#### Exercise requirements:
Scan the material for the word "name", and copy each line where it shows up.

#### Records supplied:
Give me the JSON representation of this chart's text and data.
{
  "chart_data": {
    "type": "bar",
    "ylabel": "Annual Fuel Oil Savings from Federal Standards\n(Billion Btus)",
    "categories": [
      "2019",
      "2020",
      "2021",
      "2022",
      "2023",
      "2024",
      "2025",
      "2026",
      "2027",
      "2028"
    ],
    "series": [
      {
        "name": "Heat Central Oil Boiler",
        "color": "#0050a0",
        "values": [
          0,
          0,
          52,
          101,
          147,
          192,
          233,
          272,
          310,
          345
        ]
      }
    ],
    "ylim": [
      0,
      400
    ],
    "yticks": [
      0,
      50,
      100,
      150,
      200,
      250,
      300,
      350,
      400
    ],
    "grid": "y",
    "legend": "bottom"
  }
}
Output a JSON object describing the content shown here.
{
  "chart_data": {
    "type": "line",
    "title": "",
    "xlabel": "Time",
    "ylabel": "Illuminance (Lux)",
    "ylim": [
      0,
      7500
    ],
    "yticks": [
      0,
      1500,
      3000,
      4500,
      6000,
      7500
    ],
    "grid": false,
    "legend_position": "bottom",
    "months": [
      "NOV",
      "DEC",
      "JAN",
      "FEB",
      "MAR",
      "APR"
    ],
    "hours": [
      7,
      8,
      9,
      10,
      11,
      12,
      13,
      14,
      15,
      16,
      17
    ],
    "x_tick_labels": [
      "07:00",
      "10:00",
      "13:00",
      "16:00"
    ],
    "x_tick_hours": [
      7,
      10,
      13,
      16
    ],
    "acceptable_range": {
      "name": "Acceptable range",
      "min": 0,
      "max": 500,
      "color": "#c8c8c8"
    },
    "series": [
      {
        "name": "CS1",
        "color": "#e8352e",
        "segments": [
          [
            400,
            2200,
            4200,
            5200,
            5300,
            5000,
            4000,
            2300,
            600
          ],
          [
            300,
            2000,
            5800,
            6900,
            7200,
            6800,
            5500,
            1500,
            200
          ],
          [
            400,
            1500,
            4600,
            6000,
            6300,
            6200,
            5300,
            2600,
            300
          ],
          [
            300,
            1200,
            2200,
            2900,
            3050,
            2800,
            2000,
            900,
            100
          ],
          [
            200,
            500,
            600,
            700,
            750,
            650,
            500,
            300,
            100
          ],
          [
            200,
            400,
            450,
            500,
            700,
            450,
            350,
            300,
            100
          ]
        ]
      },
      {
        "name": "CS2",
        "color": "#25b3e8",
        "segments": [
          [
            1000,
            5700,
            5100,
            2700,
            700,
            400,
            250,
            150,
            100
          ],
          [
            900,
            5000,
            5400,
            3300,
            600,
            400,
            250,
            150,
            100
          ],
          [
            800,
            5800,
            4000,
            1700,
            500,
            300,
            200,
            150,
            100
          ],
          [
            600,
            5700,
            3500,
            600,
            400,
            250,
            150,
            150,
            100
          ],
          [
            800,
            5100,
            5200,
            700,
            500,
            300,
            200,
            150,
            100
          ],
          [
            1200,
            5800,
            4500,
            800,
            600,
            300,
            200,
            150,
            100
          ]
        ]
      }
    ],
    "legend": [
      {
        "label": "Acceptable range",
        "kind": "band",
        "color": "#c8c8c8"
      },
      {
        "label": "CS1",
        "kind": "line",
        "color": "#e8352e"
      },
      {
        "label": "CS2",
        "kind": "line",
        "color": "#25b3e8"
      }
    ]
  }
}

#### Worked answer:
        "name": "Heat Central Oil Boiler",
      "name": "Acceptable range",
        "name": "CS1",
        "name": "CS2",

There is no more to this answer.